[A block of data]
★ ★ ★ ★ ★

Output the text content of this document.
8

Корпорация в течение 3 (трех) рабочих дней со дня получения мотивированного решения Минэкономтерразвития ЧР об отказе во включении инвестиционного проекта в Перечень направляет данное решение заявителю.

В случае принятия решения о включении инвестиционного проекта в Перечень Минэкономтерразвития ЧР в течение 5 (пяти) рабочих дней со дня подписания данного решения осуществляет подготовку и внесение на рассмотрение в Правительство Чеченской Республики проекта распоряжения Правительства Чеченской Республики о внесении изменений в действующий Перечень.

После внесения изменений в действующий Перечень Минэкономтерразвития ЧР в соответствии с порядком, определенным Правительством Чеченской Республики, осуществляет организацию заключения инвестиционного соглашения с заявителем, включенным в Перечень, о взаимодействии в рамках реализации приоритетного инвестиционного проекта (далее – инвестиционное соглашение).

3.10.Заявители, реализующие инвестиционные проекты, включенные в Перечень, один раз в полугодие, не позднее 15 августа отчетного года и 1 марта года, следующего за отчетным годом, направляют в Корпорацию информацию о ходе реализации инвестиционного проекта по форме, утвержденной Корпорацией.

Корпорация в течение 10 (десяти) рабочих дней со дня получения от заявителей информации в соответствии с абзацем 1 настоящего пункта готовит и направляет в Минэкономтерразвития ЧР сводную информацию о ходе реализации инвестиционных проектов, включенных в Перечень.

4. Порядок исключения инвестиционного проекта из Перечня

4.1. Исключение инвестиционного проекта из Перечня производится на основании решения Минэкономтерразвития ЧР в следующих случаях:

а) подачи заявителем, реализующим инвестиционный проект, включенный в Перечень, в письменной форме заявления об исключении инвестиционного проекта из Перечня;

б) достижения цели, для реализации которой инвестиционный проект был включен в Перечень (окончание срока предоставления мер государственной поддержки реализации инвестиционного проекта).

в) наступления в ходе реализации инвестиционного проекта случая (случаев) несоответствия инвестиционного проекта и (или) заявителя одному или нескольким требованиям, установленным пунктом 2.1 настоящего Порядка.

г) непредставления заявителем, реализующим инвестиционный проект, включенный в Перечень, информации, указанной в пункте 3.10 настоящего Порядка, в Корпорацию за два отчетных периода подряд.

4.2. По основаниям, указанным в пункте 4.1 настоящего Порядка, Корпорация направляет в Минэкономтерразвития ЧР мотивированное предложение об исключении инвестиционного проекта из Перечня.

★ ★ ★ ★ ★

Pull out every line holding "информации" from the records above, and copy it.

Корпорация в течение 10 (десяти) рабочих дней со дня получения от заявителей информации в соответствии с абзацем 1 настоящего пункта готовит и направляет в Минэкономтерразвития ЧР сводную информацию о ходе реализации инвестиционных проектов, включенных в Перечень.
г) непредставления заявителем, реализующим инвестиционный проект, включенный в Перечень, информации, указанной в пункте 3.10 настоящего Порядка, в Корпорацию за два отчетных периода подряд.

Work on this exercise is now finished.